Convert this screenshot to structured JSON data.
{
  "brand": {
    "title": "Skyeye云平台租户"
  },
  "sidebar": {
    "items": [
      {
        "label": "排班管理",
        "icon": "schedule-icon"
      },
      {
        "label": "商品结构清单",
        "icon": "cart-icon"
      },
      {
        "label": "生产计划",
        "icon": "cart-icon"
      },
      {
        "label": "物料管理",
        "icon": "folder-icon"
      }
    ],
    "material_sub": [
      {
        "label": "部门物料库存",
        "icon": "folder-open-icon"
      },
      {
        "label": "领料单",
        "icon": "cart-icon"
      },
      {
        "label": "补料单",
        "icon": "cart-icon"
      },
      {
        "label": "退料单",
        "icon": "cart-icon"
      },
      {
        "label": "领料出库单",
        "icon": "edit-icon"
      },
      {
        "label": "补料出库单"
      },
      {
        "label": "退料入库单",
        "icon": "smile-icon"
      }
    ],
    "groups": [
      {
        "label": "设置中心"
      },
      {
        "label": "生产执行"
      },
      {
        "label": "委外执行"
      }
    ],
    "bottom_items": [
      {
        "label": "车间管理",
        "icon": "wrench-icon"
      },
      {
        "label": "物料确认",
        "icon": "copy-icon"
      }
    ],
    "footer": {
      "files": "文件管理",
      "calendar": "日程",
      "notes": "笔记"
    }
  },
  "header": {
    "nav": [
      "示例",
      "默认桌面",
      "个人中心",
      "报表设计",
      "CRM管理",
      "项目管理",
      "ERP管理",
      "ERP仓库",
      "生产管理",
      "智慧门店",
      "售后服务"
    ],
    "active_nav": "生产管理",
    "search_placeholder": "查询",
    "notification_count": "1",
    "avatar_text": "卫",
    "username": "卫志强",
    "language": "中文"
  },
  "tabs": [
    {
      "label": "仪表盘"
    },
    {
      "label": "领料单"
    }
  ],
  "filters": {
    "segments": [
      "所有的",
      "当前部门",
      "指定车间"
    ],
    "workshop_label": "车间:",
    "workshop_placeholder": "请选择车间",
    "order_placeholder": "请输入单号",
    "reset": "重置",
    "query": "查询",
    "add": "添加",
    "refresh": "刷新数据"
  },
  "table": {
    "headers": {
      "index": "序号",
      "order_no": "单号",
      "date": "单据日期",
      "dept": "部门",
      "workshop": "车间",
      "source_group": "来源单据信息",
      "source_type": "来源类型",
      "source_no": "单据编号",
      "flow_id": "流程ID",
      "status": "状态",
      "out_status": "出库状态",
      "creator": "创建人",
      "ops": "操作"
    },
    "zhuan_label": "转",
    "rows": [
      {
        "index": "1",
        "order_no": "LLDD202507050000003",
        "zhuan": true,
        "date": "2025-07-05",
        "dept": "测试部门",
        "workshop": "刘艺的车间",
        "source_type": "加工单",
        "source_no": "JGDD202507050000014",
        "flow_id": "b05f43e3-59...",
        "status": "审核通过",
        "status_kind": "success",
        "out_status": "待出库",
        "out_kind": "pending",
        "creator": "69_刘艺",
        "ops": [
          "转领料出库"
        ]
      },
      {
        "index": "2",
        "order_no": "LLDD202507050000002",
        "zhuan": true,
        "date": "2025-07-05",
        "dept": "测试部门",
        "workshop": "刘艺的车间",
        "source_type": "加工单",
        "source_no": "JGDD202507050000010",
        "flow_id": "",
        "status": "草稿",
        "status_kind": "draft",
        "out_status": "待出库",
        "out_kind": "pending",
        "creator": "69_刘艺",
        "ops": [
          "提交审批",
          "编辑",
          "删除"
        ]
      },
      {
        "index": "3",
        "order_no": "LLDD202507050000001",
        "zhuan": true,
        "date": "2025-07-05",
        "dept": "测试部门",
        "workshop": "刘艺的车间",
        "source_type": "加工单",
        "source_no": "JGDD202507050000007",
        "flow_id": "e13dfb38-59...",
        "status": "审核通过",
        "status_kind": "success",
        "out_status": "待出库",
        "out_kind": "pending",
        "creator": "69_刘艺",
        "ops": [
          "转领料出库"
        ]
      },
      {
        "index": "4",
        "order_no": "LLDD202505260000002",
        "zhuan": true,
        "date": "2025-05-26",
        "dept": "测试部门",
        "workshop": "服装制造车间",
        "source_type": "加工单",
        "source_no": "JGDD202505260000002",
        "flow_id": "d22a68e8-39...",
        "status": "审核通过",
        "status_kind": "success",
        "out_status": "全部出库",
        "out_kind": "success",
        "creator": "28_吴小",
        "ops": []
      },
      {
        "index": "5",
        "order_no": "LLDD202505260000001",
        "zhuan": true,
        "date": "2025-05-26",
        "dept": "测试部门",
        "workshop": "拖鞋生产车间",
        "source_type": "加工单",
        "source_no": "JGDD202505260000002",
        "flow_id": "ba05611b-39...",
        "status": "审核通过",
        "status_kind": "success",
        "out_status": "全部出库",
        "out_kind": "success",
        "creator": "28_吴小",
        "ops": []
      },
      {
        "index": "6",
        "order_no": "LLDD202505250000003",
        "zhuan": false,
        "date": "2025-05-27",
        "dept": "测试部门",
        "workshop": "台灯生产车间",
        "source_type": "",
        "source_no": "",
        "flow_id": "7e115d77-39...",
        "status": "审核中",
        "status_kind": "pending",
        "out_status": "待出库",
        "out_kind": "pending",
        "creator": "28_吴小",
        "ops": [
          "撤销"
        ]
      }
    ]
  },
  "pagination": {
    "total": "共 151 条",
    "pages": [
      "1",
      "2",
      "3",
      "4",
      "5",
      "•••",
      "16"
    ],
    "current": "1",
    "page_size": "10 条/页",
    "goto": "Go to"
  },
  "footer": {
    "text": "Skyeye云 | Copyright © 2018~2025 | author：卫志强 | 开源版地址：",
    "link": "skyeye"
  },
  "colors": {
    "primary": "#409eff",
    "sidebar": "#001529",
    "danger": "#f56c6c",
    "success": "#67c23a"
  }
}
==============================
▸ **YOUR GOAL**:
Give the data again, exactly as it stands.

▸ **TASK RESPONSE**:
Convert this screenshot to structured JSON data.
{
  "brand": {
    "title": "Skyeye云平台租户"
  },
  "sidebar": {
    "items": [
      {
        "label": "排班管理",
        "icon": "schedule-icon"
      },
      {
        "label": "商品结构清单",
        "icon": "cart-icon"
      },
      {
        "label": "生产计划",
        "icon": "cart-icon"
      },
      {
        "label": "物料管理",
        "icon": "folder-icon"
      }
    ],
    "material_sub": [
      {
        "label": "部门物料库存",
        "icon": "folder-open-icon"
      },
      {
        "label": "领料单",
        "icon": "cart-icon"
      },
      {
        "label": "补料单",
        "icon": "cart-icon"
      },
      {
        "label": "退料单",
        "icon": "cart-icon"
      },
      {
        "label": "领料出库单",
        "icon": "edit-icon"
      },
      {
        "label": "补料出库单"
      },
      {
        "label": "退料入库单",
        "icon": "smile-icon"
      }
    ],
    "groups": [
      {
        "label": "设置中心"
      },
      {
        "label": "生产执行"
      },
      {
        "label": "委外执行"
      }
    ],
    "bottom_items": [
      {
        "label": "车间管理",
        "icon": "wrench-icon"
      },
      {
        "label": "物料确认",
        "icon": "copy-icon"
      }
    ],
    "footer": {
      "files": "文件管理",
      "calendar": "日程",
      "notes": "笔记"
    }
  },
  "header": {
    "nav": [
      "示例",
      "默认桌面",
      "个人中心",
      "报表设计",
      "CRM管理",
      "项目管理",
      "ERP管理",
      "ERP仓库",
      "生产管理",
      "智慧门店",
      "售后服务"
    ],
    "active_nav": "生产管理",
    "search_placeholder": "查询",
    "notification_count": "1",
    "avatar_text": "卫",
    "username": "卫志强",
    "language": "中文"
  },
  "tabs": [
    {
      "label": "仪表盘"
    },
    {
      "label": "领料单"
    }
  ],
  "filters": {
    "segments": [
      "所有的",
      "当前部门",
      "指定车间"
    ],
    "workshop_label": "车间:",
    "workshop_placeholder": "请选择车间",
    "order_placeholder": "请输入单号",
    "reset": "重置",
    "query": "查询",
    "add": "添加",
    "refresh": "刷新数据"
  },
  "table": {
    "headers": {
      "index": "序号",
      "order_no": "单号",
      "date": "单据日期",
      "dept": "部门",
      "workshop": "车间",
      "source_group": "来源单据信息",
      "source_type": "来源类型",
      "source_no": "单据编号",
      "flow_id": "流程ID",
      "status": "状态",
      "out_status": "出库状态",
      "creator": "创建人",
      "ops": "操作"
    },
    "zhuan_label": "转",
    "rows": [
      {
        "index": "1",
        "order_no": "LLDD202507050000003",
        "zhuan": true,
        "date": "2025-07-05",
        "dept": "测试部门",
        "workshop": "刘艺的车间",
        "source_type": "加工单",
        "source_no": "JGDD202507050000014",
        "flow_id": "b05f43e3-59...",
        "status": "审核通过",
        "status_kind": "success",
        "out_status": "待出库",
        "out_kind": "pending",
        "creator": "69_刘艺",
        "ops": [
          "转领料出库"
        ]
      },
      {
        "index": "2",
        "order_no": "LLDD202507050000002",
        "zhuan": true,
        "date": "2025-07-05",
        "dept": "测试部门",
        "workshop": "刘艺的车间",
        "source_type": "加工单",
        "source_no": "JGDD202507050000010",
        "flow_id": "",
        "status": "草稿",
        "status_kind": "draft",
        "out_status": "待出库",
        "out_kind": "pending",
        "creator": "69_刘艺",
        "ops": [
          "提交审批",
          "编辑",
          "删除"
        ]
      },
      {
        "index": "3",
        "order_no": "LLDD202507050000001",
        "zhuan": true,
        "date": "2025-07-05",
        "dept": "测试部门",
        "workshop": "刘艺的车间",
        "source_type": "加工单",
        "source_no": "JGDD202507050000007",
        "flow_id": "e13dfb38-59...",
        "status": "审核通过",
        "status_kind": "success",
        "out_status": "待出库",
        "out_kind": "pending",
        "creator": "69_刘艺",
        "ops": [
          "转领料出库"
        ]
      },
      {
        "index": "4",
        "order_no": "LLDD202505260000002",
        "zhuan": true,
        "date": "2025-05-26",
        "dept": "测试部门",
        "workshop": "服装制造车间",
        "source_type": "加工单",
        "source_no": "JGDD202505260000002",
        "flow_id": "d22a68e8-39...",
        "status": "审核通过",
        "status_kind": "success",
        "out_status": "全部出库",
        "out_kind": "success",
        "creator": "28_吴小",
        "ops": []
      },
      {
        "index": "5",
        "order_no": "LLDD202505260000001",
        "zhuan": true,
        "date": "2025-05-26",
        "dept": "测试部门",
        "workshop": "拖鞋生产车间",
        "source_type": "加工单",
        "source_no": "JGDD202505260000002",
        "flow_id": "ba05611b-39...",
        "status": "审核通过",
        "status_kind": "success",
        "out_status": "全部出库",
        "out_kind": "success",
        "creator": "28_吴小",
        "ops": []
      },
      {
        "index": "6",
        "order_no": "LLDD202505250000003",
        "zhuan": false,
        "date": "2025-05-27",
        "dept": "测试部门",
        "workshop": "台灯生产车间",
        "source_type": "",
        "source_no": "",
        "flow_id": "7e115d77-39...",
        "status": "审核中",
        "status_kind": "pending",
        "out_status": "待出库",
        "out_kind": "pending",
        "creator": "28_吴小",
        "ops": [
          "撤销"
        ]
      }
    ]
  },
  "pagination": {
    "total": "共 151 条",
    "pages": [
      "1",
      "2",
      "3",
      "4",
      "5",
      "•••",
      "16"
    ],
    "current": "1",
    "page_size": "10 条/页",
    "goto": "Go to"
  },
  "footer": {
    "text": "Skyeye云 | Copyright © 2018~2025 | author：卫志强 | 开源版地址：",
    "link": "skyeye"
  },
  "colors": {
    "primary": "#409eff",
    "sidebar": "#001529",
    "danger": "#f56c6c",
    "success": "#67c23a"
  }
}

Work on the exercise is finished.